- Required work -
Quote the listing below in its entirety.

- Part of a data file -
^^^^^^^^

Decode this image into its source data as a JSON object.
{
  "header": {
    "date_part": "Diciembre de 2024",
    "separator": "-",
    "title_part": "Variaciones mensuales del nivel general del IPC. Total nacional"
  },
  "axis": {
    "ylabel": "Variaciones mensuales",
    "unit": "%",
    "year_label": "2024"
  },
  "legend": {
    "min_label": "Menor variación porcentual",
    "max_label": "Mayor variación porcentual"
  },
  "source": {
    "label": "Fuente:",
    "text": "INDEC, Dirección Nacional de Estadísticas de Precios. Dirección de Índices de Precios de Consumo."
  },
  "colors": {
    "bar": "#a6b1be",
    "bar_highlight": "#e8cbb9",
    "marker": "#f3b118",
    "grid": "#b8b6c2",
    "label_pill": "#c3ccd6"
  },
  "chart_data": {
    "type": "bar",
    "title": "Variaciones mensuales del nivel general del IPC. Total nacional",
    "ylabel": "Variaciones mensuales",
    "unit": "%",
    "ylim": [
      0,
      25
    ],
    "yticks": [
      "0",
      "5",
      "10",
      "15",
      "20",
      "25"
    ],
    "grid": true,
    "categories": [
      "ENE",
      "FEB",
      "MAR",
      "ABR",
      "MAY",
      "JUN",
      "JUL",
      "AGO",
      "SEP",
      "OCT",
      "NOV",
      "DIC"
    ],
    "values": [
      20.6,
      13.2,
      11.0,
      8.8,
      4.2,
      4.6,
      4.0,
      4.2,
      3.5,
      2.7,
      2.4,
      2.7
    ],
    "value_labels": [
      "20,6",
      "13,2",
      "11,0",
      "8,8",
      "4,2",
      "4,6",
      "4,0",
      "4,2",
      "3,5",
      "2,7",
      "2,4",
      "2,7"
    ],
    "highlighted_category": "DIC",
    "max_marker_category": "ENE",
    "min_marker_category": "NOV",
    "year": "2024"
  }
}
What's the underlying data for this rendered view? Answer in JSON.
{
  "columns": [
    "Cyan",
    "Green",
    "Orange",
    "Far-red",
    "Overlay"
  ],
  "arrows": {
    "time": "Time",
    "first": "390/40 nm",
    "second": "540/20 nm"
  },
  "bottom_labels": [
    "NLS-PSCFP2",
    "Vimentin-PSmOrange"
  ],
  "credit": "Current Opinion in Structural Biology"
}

^^^^^^^^

- Answer to the task -
Decode this image into its source data as a JSON object.
{
  "header": {
    "date_part": "Diciembre de 2024",
    "separator": "-",
    "title_part": "Variaciones mensuales del nivel general del IPC. Total nacional"
  },
  "axis": {
    "ylabel": "Variaciones mensuales",
    "unit": "%",
    "year_label": "2024"
  },
  "legend": {
    "min_label": "Menor variación porcentual",
    "max_label": "Mayor variación porcentual"
  },
  "source": {
    "label": "Fuente:",
    "text": "INDEC, Dirección Nacional de Estadísticas de Precios. Dirección de Índices de Precios de Consumo."
  },
  "colors": {
    "bar": "#a6b1be",
    "bar_highlight": "#e8cbb9",
    "marker": "#f3b118",
    "grid": "#b8b6c2",
    "label_pill": "#c3ccd6"
  },
  "chart_data": {
    "type": "bar",
    "title": "Variaciones mensuales del nivel general del IPC. Total nacional",
    "ylabel": "Variaciones mensuales",
    "unit": "%",
    "ylim": [
      0,
      25
    ],
    "yticks": [
      "0",
      "5",
      "10",
      "15",
      "20",
      "25"
    ],
    "grid": true,
    "categories": [
      "ENE",
      "FEB",
      "MAR",
      "ABR",
      "MAY",
      "JUN",
      "JUL",
      "AGO",
      "SEP",
      "OCT",
      "NOV",
      "DIC"
    ],
    "values": [
      20.6,
      13.2,
      11.0,
      8.8,
      4.2,
      4.6,
      4.0,
      4.2,
      3.5,
      2.7,
      2.4,
      2.7
    ],
    "value_labels": [
      "20,6",
      "13,2",
      "11,0",
      "8,8",
      "4,2",
      "4,6",
      "4,0",
      "4,2",
      "3,5",
      "2,7",
      "2,4",
      "2,7"
    ],
    "highlighted_category": "DIC",
    "max_marker_category": "ENE",
    "min_marker_category": "NOV",
    "year": "2024"
  }
}
What's the underlying data for this rendered view? Answer in JSON.
{
  "columns": [
    "Cyan",
    "Green",
    "Orange",
    "Far-red",
    "Overlay"
  ],
  "arrows": {
    "time": "Time",
    "first": "390/40 nm",
    "second": "540/20 nm"
  },
  "bottom_labels": [
    "NLS-PSCFP2",
    "Vimentin-PSmOrange"
  ],
  "credit": "Current Opinion in Structural Biology"
}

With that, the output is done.